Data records
## Start

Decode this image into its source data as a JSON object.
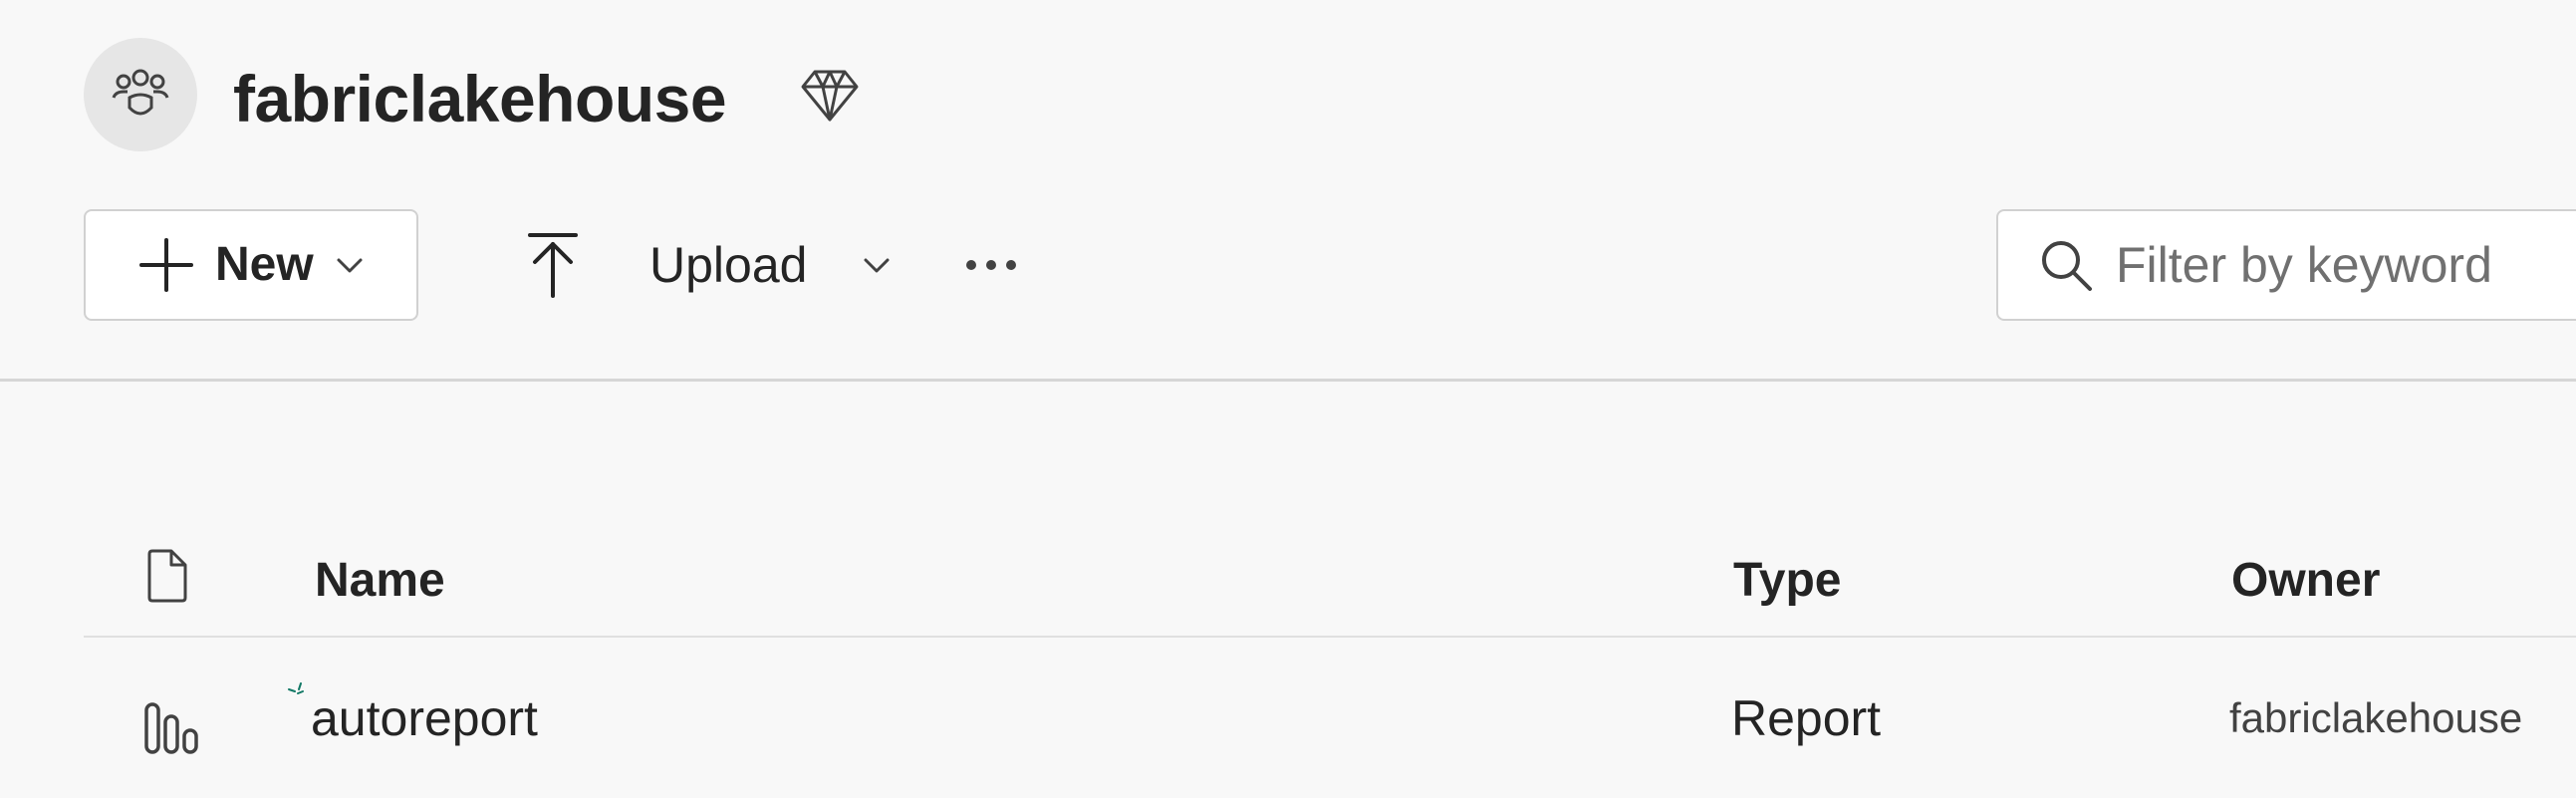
{
  "header": {
    "avatar_icon": "workspace-group-icon",
    "title": "fabriclakehouse",
    "premium_icon": "diamond-icon"
  },
  "toolbar": {
    "new_label": "New",
    "upload_label": "Upload",
    "more_icon": "ellipsis-icon",
    "search_placeholder": "Filter by keyword"
  },
  "table": {
    "columns": [
      "Name",
      "Type",
      "Owner"
    ],
    "rows": [
      {
        "name": "autoreport",
        "type": "Report",
        "owner": "fabriclakehouse",
        "icon": "report-bar-chart-icon"
      }
    ]
  },
  "colors": {
    "background": "#f8f8f8",
    "text": "#242424",
    "border": "#d1d1d1",
    "accent_spark": "#117865"
  }
}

## End

Stated goal:
Copy all the entries word for word. Omit any pictures.

Response for this exercise:
Decode this image into its source data as a JSON object.
{
  "header": {
    "avatar_icon": "workspace-group-icon",
    "title": "fabriclakehouse",
    "premium_icon": "diamond-icon"
  },
  "toolbar": {
    "new_label": "New",
    "upload_label": "Upload",
    "more_icon": "ellipsis-icon",
    "search_placeholder": "Filter by keyword"
  },
  "table": {
    "columns": [
      "Name",
      "Type",
      "Owner"
    ],
    "rows": [
      {
        "name": "autoreport",
        "type": "Report",
        "owner": "fabriclakehouse",
        "icon": "report-bar-chart-icon"
      }
    ]
  },
  "colors": {
    "background": "#f8f8f8",
    "text": "#242424",
    "border": "#d1d1d1",
    "accent_spark": "#117865"
  }
}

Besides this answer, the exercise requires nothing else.